## Start TASK MATERIAL
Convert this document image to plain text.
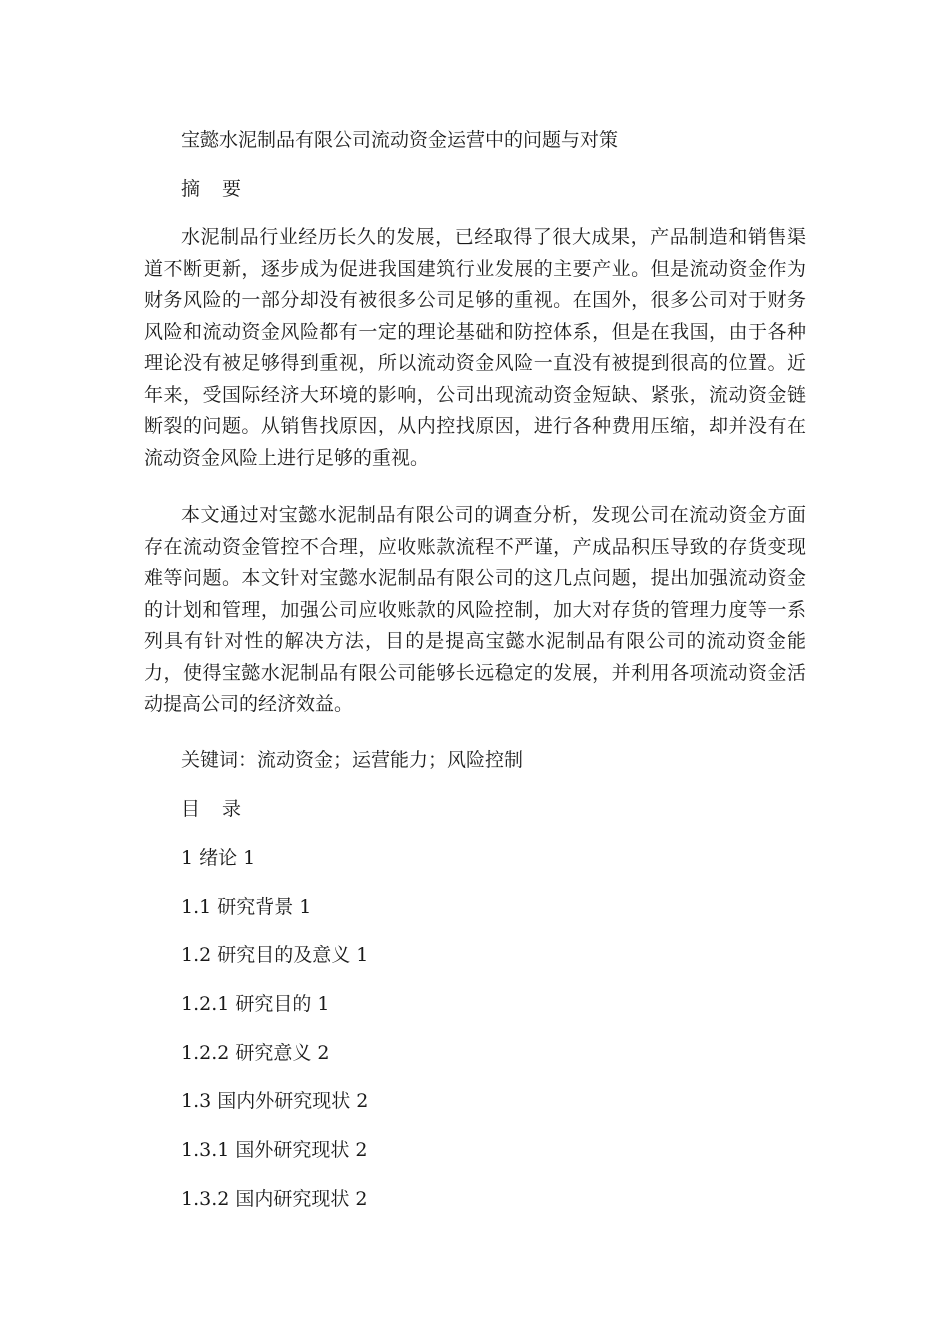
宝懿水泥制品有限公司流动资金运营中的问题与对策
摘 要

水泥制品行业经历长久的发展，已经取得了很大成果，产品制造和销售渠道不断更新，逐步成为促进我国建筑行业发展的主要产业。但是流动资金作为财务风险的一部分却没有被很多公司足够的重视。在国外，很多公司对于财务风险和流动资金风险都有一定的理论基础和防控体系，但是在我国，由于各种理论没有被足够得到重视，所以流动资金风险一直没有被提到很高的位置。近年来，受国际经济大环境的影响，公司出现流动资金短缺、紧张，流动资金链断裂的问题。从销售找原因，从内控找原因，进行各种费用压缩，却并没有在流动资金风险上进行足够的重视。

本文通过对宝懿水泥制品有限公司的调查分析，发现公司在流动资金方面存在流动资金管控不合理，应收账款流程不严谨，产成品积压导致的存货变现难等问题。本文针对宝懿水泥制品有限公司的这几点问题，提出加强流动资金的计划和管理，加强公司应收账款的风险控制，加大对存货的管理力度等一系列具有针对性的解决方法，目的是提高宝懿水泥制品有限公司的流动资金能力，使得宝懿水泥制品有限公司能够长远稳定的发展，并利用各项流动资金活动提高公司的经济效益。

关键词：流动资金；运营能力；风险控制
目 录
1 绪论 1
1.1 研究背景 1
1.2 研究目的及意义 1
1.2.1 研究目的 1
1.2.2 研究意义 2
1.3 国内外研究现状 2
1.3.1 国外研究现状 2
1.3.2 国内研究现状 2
## End TASK MATERIAL
## Start TASK MATERIAL
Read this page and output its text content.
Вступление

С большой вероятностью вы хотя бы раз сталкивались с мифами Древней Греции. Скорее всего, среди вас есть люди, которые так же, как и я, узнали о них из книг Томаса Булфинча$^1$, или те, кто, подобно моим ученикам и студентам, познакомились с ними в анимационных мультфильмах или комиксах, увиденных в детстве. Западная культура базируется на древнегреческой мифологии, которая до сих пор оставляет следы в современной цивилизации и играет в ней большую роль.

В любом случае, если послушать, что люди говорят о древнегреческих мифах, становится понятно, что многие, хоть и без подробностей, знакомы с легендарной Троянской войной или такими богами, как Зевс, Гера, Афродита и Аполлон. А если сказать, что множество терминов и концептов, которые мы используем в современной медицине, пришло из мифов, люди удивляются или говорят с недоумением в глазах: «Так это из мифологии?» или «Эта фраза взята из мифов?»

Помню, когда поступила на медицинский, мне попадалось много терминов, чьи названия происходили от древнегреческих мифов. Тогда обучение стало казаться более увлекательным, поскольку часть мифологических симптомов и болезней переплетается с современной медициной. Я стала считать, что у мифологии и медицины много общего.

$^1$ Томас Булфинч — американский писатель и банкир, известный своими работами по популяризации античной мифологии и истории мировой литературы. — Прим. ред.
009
## End TASK MATERIAL
Pick out the lines above that hold the string "терминов" and show them.

_RESPONSE TO THE EXERCISE_
В любом случае, если послушать, что люди говорят о древнегреческих мифах, становится понятно, что многие, хоть и без подробностей, знакомы с легендарной Троянской войной или такими богами, как Зевс, Гера, Афродита и Аполлон. А если сказать, что множество терминов и концептов, которые мы используем в современной медицине, пришло из мифов, люди удивляются или говорят с недоумением в глазах: «Так это из мифологии?» или «Эта фраза взята из мифов?»
Помню, когда поступила на медицинский, мне попадалось много терминов, чьи названия происходили от древнегреческих мифов. Тогда обучение стало казаться более увлекательным, поскольку часть мифологических симптомов и болезней переплетается с современной медициной. Я стала считать, что у мифологии и медицины много общего.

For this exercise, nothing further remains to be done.